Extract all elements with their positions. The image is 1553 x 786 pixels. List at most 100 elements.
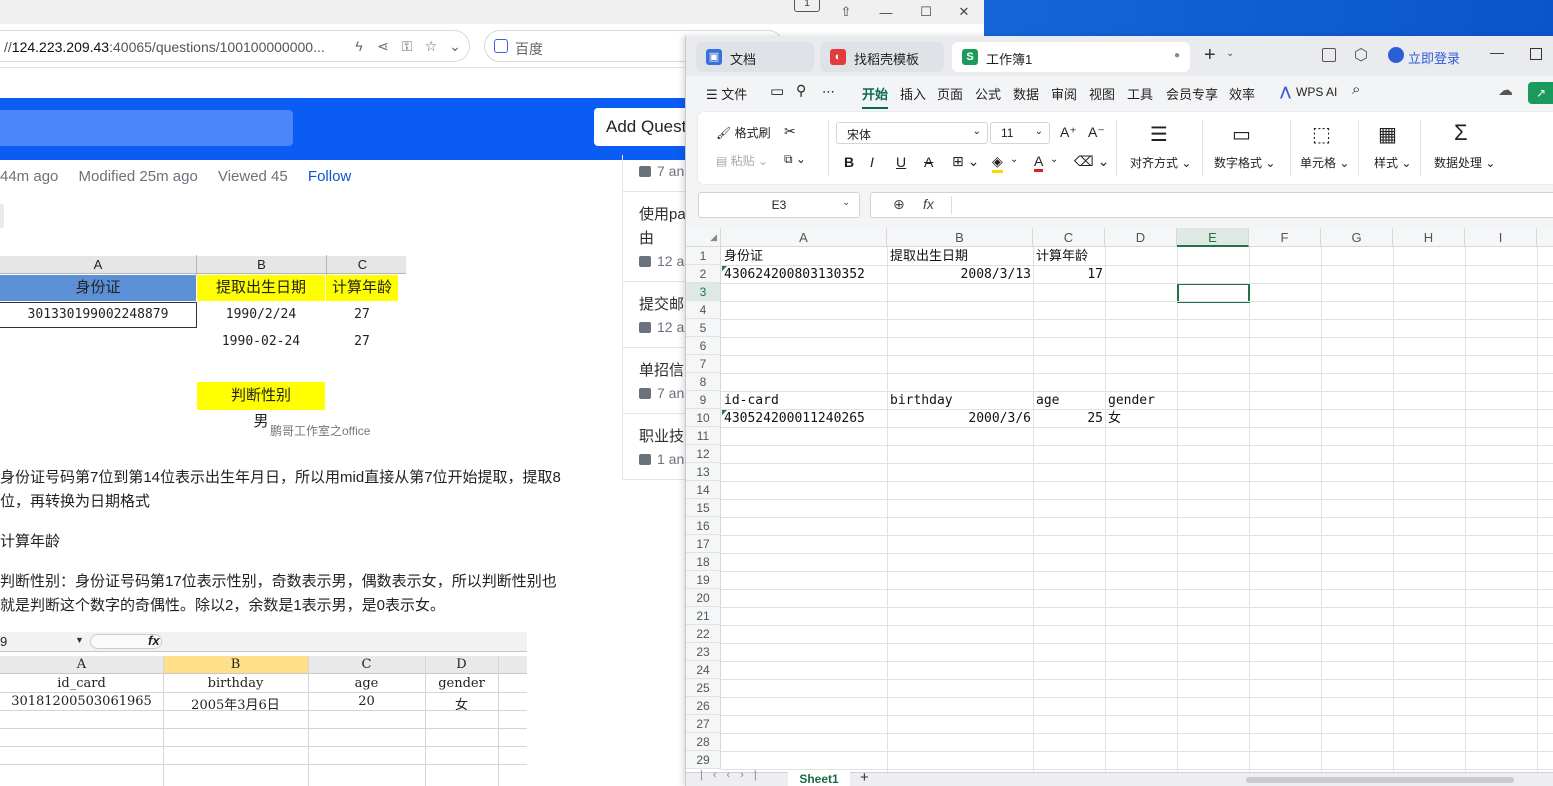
chevron-down-icon[interactable]: ⌄ bbox=[1010, 154, 1018, 165]
align-button[interactable]: 对齐方式 ⌄ bbox=[1130, 154, 1191, 171]
row-header[interactable]: 4 bbox=[686, 301, 721, 319]
menu-file[interactable]: ☰ 文件 bbox=[706, 84, 747, 103]
chevron-down-icon[interactable]: ⌄ bbox=[446, 38, 464, 56]
cell-d10[interactable]: 女 bbox=[1108, 410, 1121, 428]
login-link[interactable]: 立即登录 bbox=[1408, 48, 1460, 67]
name-box[interactable]: E3 bbox=[698, 192, 860, 218]
row-header[interactable]: 15 bbox=[686, 499, 721, 517]
column-header-d[interactable]: D bbox=[1105, 228, 1177, 247]
format-painter-button[interactable]: 🖌 格式刷 bbox=[716, 124, 771, 141]
font-size-select[interactable]: 11 ⌄ bbox=[990, 122, 1050, 144]
wps-minimize-button[interactable]: — bbox=[1490, 44, 1504, 60]
selected-cell-e3[interactable] bbox=[1177, 283, 1250, 303]
minimize-button[interactable]: — bbox=[866, 0, 906, 24]
menu-review[interactable]: 审阅 bbox=[1051, 84, 1077, 103]
share-icon[interactable]: ⋖ bbox=[374, 38, 392, 56]
close-button[interactable]: ✕ bbox=[944, 0, 984, 24]
related-question-link[interactable]: 单招信 bbox=[639, 359, 691, 380]
column-header-a[interactable]: A bbox=[721, 228, 887, 247]
row-header[interactable]: 25 bbox=[686, 679, 721, 697]
row-header[interactable]: 13 bbox=[686, 463, 721, 481]
menu-formula[interactable]: 公式 bbox=[975, 84, 1001, 103]
column-header-f[interactable]: F bbox=[1249, 228, 1321, 247]
cell-b9[interactable]: birthday bbox=[890, 392, 953, 410]
key-icon[interactable]: ⚿ bbox=[398, 38, 416, 56]
lightning-icon[interactable]: ϟ bbox=[350, 38, 368, 56]
user-avatar-icon[interactable] bbox=[1388, 47, 1404, 63]
row-header[interactable]: 1 bbox=[686, 247, 721, 265]
border-icon[interactable]: ⊞ ⌄ bbox=[952, 153, 979, 170]
increase-font-icon[interactable]: A⁺ bbox=[1060, 124, 1077, 141]
menu-insert[interactable]: 插入 bbox=[900, 84, 926, 103]
fx-icon[interactable]: fx bbox=[923, 196, 934, 212]
number-format-icon[interactable]: ▭ bbox=[1232, 122, 1251, 147]
style-icon[interactable]: ▦ bbox=[1378, 122, 1397, 147]
row-header[interactable]: 24 bbox=[686, 661, 721, 679]
tab-templates[interactable]: ◐ 找稻壳模板 bbox=[820, 42, 944, 72]
cloud-upload-icon[interactable]: ☁ bbox=[1498, 81, 1513, 99]
cell-b1[interactable]: 提取出生日期 bbox=[890, 248, 968, 266]
column-header-c[interactable]: C bbox=[1033, 228, 1105, 247]
row-header[interactable]: 5 bbox=[686, 319, 721, 337]
column-header-i[interactable]: I bbox=[1465, 228, 1537, 247]
row-header[interactable]: 2 bbox=[686, 265, 721, 283]
row-header[interactable]: 6 bbox=[686, 337, 721, 355]
cell-c10[interactable]: 25 bbox=[1033, 410, 1103, 428]
horizontal-scrollbar[interactable] bbox=[1246, 777, 1514, 783]
menu-wps-ai[interactable]: WPS AI bbox=[1296, 85, 1337, 99]
search-icon[interactable]: ⌕ bbox=[1352, 81, 1360, 98]
row-header[interactable]: 17 bbox=[686, 535, 721, 553]
related-question-link[interactable]: 提交邮 bbox=[639, 293, 691, 314]
menu-member[interactable]: 会员专享 bbox=[1166, 84, 1218, 103]
tab-documents[interactable]: ▣ 文档 bbox=[696, 42, 814, 72]
row-header[interactable]: 14 bbox=[686, 481, 721, 499]
wps-ai-icon[interactable]: ⋀ bbox=[1280, 84, 1291, 100]
row-header[interactable]: 27 bbox=[686, 715, 721, 733]
font-family-select[interactable]: 宋体 ⌄ bbox=[836, 122, 988, 144]
wps-maximize-button[interactable] bbox=[1530, 48, 1542, 60]
tag-chip[interactable] bbox=[0, 204, 4, 228]
column-header-h[interactable]: H bbox=[1393, 228, 1465, 247]
bold-button[interactable]: B bbox=[844, 154, 854, 170]
menu-tools[interactable]: 工具 bbox=[1127, 84, 1153, 103]
cell-b10[interactable]: 2000/3/6 bbox=[887, 410, 1031, 428]
window-layout-icon[interactable] bbox=[1322, 48, 1336, 62]
save-icon[interactable]: ▭ bbox=[770, 82, 784, 100]
tab-list-chevron-icon[interactable]: ⌄ bbox=[1226, 48, 1234, 59]
row-header[interactable]: 20 bbox=[686, 589, 721, 607]
cell-a10[interactable]: 430524200011240265 bbox=[724, 410, 865, 428]
pin-icon[interactable]: ⇧ bbox=[826, 0, 866, 24]
cell-c1[interactable]: 计算年龄 bbox=[1036, 248, 1088, 266]
url-input[interactable]: //124.223.209.43:40065/questions/1001000… bbox=[0, 30, 470, 62]
strikethrough-button[interactable]: A bbox=[924, 154, 933, 170]
unsaved-dot-icon[interactable]: ● bbox=[1174, 50, 1180, 61]
zoom-icon[interactable]: ⊕ bbox=[893, 196, 905, 213]
related-question-link[interactable]: 使用pa bbox=[639, 203, 691, 224]
row-header[interactable]: 28 bbox=[686, 733, 721, 751]
sheet-nav-arrows-icon[interactable]: |‹‹›| bbox=[700, 769, 767, 781]
follow-link[interactable]: Follow bbox=[308, 168, 351, 185]
tab-workbook[interactable]: S 工作簿1 ● bbox=[952, 42, 1190, 72]
fill-color-icon[interactable]: ◈ bbox=[992, 153, 1003, 173]
menu-data[interactable]: 数据 bbox=[1013, 84, 1039, 103]
related-question-link[interactable]: 职业技 bbox=[639, 425, 691, 446]
cell-c2[interactable]: 17 bbox=[1033, 266, 1103, 284]
formula-input[interactable]: ⊕ fx bbox=[870, 192, 1553, 218]
cell-icon[interactable]: ⬚ bbox=[1312, 122, 1331, 147]
column-header-g[interactable]: G bbox=[1321, 228, 1393, 247]
row-header[interactable]: 10 bbox=[686, 409, 721, 427]
decrease-font-icon[interactable]: A⁻ bbox=[1088, 124, 1105, 141]
menu-view[interactable]: 视图 bbox=[1089, 84, 1115, 103]
row-header[interactable]: 7 bbox=[686, 355, 721, 373]
row-header[interactable]: 26 bbox=[686, 697, 721, 715]
related-question-link[interactable]: 由 bbox=[639, 227, 691, 248]
maximize-button[interactable]: ☐ bbox=[906, 0, 946, 24]
new-tab-plus-icon[interactable]: + bbox=[1204, 44, 1216, 67]
add-sheet-plus-icon[interactable]: + bbox=[860, 769, 869, 786]
cut-icon[interactable]: ✂ bbox=[784, 123, 796, 140]
row-header[interactable]: 3 bbox=[686, 283, 721, 301]
print-preview-icon[interactable]: ⚲ bbox=[796, 82, 806, 99]
cell-a9[interactable]: id-card bbox=[724, 392, 779, 410]
row-header[interactable]: 12 bbox=[686, 445, 721, 463]
number-format-button[interactable]: 数字格式 ⌄ bbox=[1214, 154, 1275, 171]
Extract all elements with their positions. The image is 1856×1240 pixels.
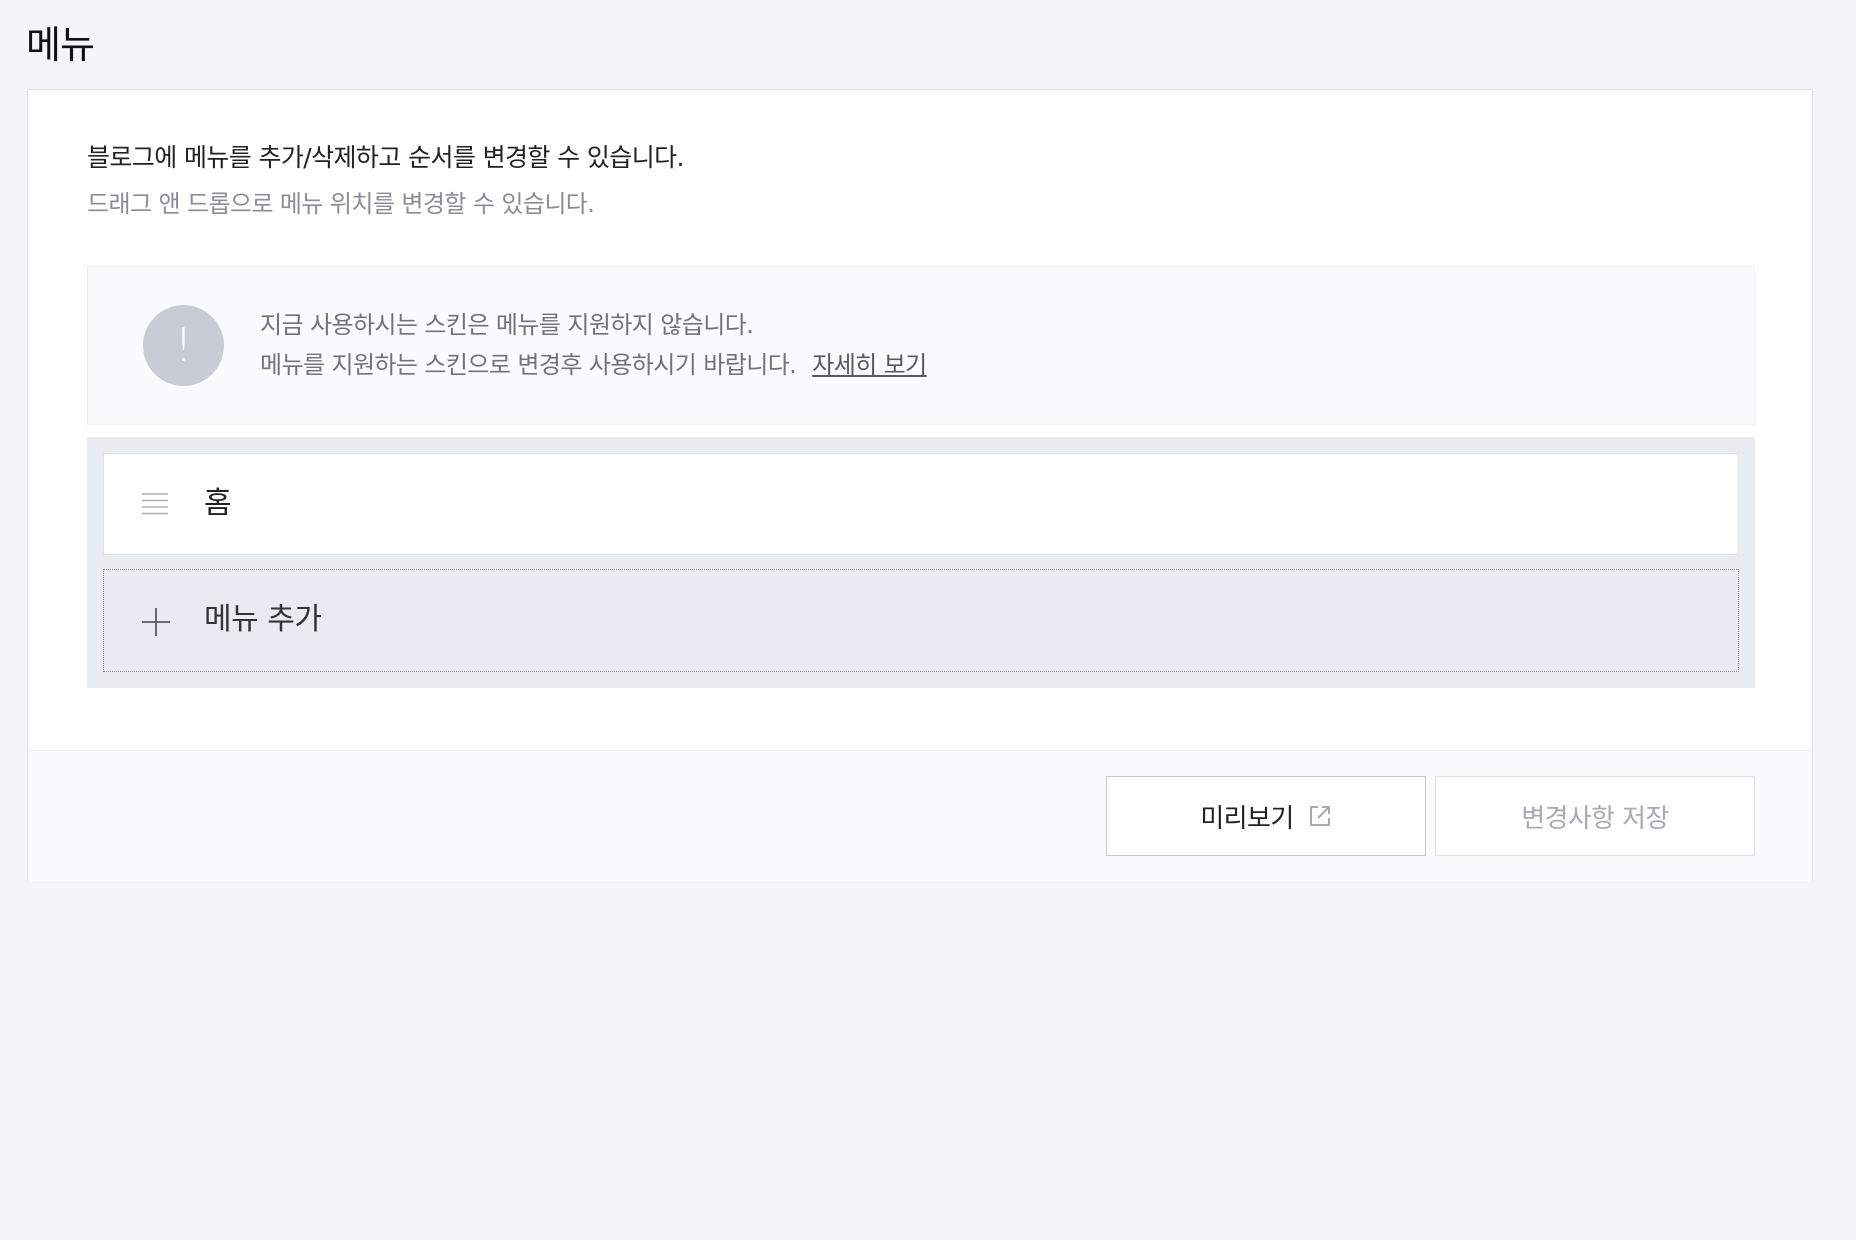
____________
What do you get if you print the entries verbatim, starting with the line that contains "chevron-down-icon[interactable]: ⌄ bbox=[1010, 154, 1018, 165]" and going on through the line that contains "login-link[interactable]: 立即登录 bbox=[1408, 48, 1460, 67]"?

chevron-down-icon[interactable]: ⌄ bbox=[1010, 154, 1018, 165]
align-button[interactable]: 对齐方式 ⌄ bbox=[1130, 154, 1191, 171]
row-header[interactable]: 4 bbox=[686, 301, 721, 319]
menu-file[interactable]: ☰ 文件 bbox=[706, 84, 747, 103]
chevron-down-icon[interactable]: ⌄ bbox=[446, 38, 464, 56]
cell-d10[interactable]: 女 bbox=[1108, 410, 1121, 428]
login-link[interactable]: 立即登录 bbox=[1408, 48, 1460, 67]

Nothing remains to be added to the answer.